+++ RECORDED DATA
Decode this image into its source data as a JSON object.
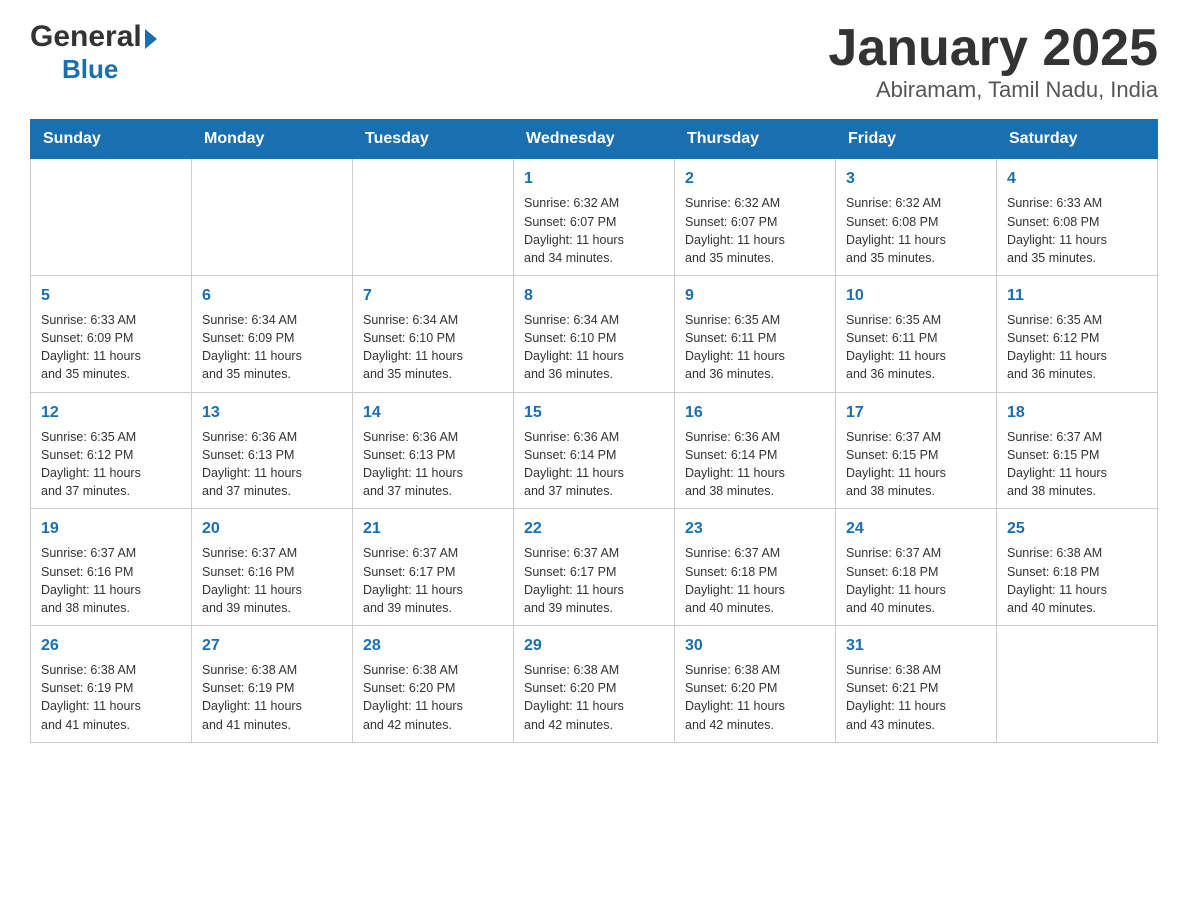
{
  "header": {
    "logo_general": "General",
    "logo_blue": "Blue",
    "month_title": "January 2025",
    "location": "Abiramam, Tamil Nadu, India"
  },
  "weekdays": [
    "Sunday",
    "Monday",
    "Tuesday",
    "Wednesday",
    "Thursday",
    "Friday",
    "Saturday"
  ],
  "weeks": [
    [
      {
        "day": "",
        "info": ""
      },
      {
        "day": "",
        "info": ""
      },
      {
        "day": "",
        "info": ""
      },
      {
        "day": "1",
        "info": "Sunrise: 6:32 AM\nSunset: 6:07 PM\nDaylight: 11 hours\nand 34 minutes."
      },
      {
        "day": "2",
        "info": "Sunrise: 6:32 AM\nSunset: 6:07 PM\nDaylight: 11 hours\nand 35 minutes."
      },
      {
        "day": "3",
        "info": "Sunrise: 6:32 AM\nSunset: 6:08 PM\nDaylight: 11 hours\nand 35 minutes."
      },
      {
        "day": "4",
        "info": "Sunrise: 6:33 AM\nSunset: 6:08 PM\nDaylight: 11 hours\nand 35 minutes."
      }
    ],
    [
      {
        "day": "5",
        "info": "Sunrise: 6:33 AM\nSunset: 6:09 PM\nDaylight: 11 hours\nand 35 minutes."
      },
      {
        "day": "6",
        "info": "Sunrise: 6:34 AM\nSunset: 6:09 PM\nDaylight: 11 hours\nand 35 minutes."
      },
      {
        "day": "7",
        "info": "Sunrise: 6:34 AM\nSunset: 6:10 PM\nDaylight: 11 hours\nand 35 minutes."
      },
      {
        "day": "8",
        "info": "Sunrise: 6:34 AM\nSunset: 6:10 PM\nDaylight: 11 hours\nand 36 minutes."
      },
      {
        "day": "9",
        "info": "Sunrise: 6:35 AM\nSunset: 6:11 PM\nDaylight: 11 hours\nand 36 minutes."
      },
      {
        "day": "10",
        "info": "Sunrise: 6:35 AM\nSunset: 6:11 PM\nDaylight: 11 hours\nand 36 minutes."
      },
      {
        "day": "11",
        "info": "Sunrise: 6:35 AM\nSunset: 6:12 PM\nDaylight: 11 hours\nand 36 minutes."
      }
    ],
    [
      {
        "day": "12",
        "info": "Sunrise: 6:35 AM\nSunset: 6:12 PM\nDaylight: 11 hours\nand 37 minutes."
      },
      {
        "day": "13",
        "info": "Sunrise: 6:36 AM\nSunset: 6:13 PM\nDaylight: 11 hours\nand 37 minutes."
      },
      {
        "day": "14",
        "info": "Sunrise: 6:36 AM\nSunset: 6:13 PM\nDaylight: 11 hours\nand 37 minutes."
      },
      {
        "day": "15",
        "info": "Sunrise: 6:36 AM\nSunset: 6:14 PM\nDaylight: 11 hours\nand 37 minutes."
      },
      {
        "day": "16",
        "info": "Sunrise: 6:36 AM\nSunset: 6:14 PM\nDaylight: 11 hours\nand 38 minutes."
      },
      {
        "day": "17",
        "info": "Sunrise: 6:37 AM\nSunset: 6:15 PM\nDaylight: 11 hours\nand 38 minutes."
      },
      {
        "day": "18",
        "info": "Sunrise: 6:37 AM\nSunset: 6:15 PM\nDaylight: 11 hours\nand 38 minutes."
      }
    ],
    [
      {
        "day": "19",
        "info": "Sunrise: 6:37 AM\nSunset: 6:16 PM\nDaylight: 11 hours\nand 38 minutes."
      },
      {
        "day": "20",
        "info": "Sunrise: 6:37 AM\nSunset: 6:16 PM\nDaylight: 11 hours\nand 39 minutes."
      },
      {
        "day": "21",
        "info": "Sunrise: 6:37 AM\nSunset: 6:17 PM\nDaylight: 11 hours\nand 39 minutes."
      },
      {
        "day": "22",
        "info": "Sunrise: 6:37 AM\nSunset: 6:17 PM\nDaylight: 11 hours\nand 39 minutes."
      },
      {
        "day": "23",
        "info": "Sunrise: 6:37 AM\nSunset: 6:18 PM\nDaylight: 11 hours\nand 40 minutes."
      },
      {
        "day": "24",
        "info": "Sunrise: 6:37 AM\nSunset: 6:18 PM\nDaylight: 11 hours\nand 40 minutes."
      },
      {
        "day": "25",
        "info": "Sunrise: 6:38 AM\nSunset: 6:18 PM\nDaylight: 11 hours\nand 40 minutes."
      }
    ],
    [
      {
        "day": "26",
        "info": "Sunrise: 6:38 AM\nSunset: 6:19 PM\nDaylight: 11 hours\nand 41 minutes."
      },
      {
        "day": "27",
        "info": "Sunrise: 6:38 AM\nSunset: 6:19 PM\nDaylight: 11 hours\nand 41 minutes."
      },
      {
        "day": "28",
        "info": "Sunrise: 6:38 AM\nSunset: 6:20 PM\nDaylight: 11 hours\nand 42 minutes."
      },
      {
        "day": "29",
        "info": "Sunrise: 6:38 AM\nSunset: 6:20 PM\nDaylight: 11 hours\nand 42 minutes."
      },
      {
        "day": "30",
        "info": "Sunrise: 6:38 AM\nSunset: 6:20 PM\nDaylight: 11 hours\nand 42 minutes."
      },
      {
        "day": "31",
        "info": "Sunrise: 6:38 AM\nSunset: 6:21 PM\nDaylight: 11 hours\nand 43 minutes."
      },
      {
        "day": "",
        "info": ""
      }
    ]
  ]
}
++++++
DO THIS
Omit the pictures. Transcribe every record exactly.

TASK SOLUTION
Decode this image into its source data as a JSON object.
{
  "header": {
    "logo_general": "General",
    "logo_blue": "Blue",
    "month_title": "January 2025",
    "location": "Abiramam, Tamil Nadu, India"
  },
  "weekdays": [
    "Sunday",
    "Monday",
    "Tuesday",
    "Wednesday",
    "Thursday",
    "Friday",
    "Saturday"
  ],
  "weeks": [
    [
      {
        "day": "",
        "info": ""
      },
      {
        "day": "",
        "info": ""
      },
      {
        "day": "",
        "info": ""
      },
      {
        "day": "1",
        "info": "Sunrise: 6:32 AM\nSunset: 6:07 PM\nDaylight: 11 hours\nand 34 minutes."
      },
      {
        "day": "2",
        "info": "Sunrise: 6:32 AM\nSunset: 6:07 PM\nDaylight: 11 hours\nand 35 minutes."
      },
      {
        "day": "3",
        "info": "Sunrise: 6:32 AM\nSunset: 6:08 PM\nDaylight: 11 hours\nand 35 minutes."
      },
      {
        "day": "4",
        "info": "Sunrise: 6:33 AM\nSunset: 6:08 PM\nDaylight: 11 hours\nand 35 minutes."
      }
    ],
    [
      {
        "day": "5",
        "info": "Sunrise: 6:33 AM\nSunset: 6:09 PM\nDaylight: 11 hours\nand 35 minutes."
      },
      {
        "day": "6",
        "info": "Sunrise: 6:34 AM\nSunset: 6:09 PM\nDaylight: 11 hours\nand 35 minutes."
      },
      {
        "day": "7",
        "info": "Sunrise: 6:34 AM\nSunset: 6:10 PM\nDaylight: 11 hours\nand 35 minutes."
      },
      {
        "day": "8",
        "info": "Sunrise: 6:34 AM\nSunset: 6:10 PM\nDaylight: 11 hours\nand 36 minutes."
      },
      {
        "day": "9",
        "info": "Sunrise: 6:35 AM\nSunset: 6:11 PM\nDaylight: 11 hours\nand 36 minutes."
      },
      {
        "day": "10",
        "info": "Sunrise: 6:35 AM\nSunset: 6:11 PM\nDaylight: 11 hours\nand 36 minutes."
      },
      {
        "day": "11",
        "info": "Sunrise: 6:35 AM\nSunset: 6:12 PM\nDaylight: 11 hours\nand 36 minutes."
      }
    ],
    [
      {
        "day": "12",
        "info": "Sunrise: 6:35 AM\nSunset: 6:12 PM\nDaylight: 11 hours\nand 37 minutes."
      },
      {
        "day": "13",
        "info": "Sunrise: 6:36 AM\nSunset: 6:13 PM\nDaylight: 11 hours\nand 37 minutes."
      },
      {
        "day": "14",
        "info": "Sunrise: 6:36 AM\nSunset: 6:13 PM\nDaylight: 11 hours\nand 37 minutes."
      },
      {
        "day": "15",
        "info": "Sunrise: 6:36 AM\nSunset: 6:14 PM\nDaylight: 11 hours\nand 37 minutes."
      },
      {
        "day": "16",
        "info": "Sunrise: 6:36 AM\nSunset: 6:14 PM\nDaylight: 11 hours\nand 38 minutes."
      },
      {
        "day": "17",
        "info": "Sunrise: 6:37 AM\nSunset: 6:15 PM\nDaylight: 11 hours\nand 38 minutes."
      },
      {
        "day": "18",
        "info": "Sunrise: 6:37 AM\nSunset: 6:15 PM\nDaylight: 11 hours\nand 38 minutes."
      }
    ],
    [
      {
        "day": "19",
        "info": "Sunrise: 6:37 AM\nSunset: 6:16 PM\nDaylight: 11 hours\nand 38 minutes."
      },
      {
        "day": "20",
        "info": "Sunrise: 6:37 AM\nSunset: 6:16 PM\nDaylight: 11 hours\nand 39 minutes."
      },
      {
        "day": "21",
        "info": "Sunrise: 6:37 AM\nSunset: 6:17 PM\nDaylight: 11 hours\nand 39 minutes."
      },
      {
        "day": "22",
        "info": "Sunrise: 6:37 AM\nSunset: 6:17 PM\nDaylight: 11 hours\nand 39 minutes."
      },
      {
        "day": "23",
        "info": "Sunrise: 6:37 AM\nSunset: 6:18 PM\nDaylight: 11 hours\nand 40 minutes."
      },
      {
        "day": "24",
        "info": "Sunrise: 6:37 AM\nSunset: 6:18 PM\nDaylight: 11 hours\nand 40 minutes."
      },
      {
        "day": "25",
        "info": "Sunrise: 6:38 AM\nSunset: 6:18 PM\nDaylight: 11 hours\nand 40 minutes."
      }
    ],
    [
      {
        "day": "26",
        "info": "Sunrise: 6:38 AM\nSunset: 6:19 PM\nDaylight: 11 hours\nand 41 minutes."
      },
      {
        "day": "27",
        "info": "Sunrise: 6:38 AM\nSunset: 6:19 PM\nDaylight: 11 hours\nand 41 minutes."
      },
      {
        "day": "28",
        "info": "Sunrise: 6:38 AM\nSunset: 6:20 PM\nDaylight: 11 hours\nand 42 minutes."
      },
      {
        "day": "29",
        "info": "Sunrise: 6:38 AM\nSunset: 6:20 PM\nDaylight: 11 hours\nand 42 minutes."
      },
      {
        "day": "30",
        "info": "Sunrise: 6:38 AM\nSunset: 6:20 PM\nDaylight: 11 hours\nand 42 minutes."
      },
      {
        "day": "31",
        "info": "Sunrise: 6:38 AM\nSunset: 6:21 PM\nDaylight: 11 hours\nand 43 minutes."
      },
      {
        "day": "",
        "info": ""
      }
    ]
  ]
}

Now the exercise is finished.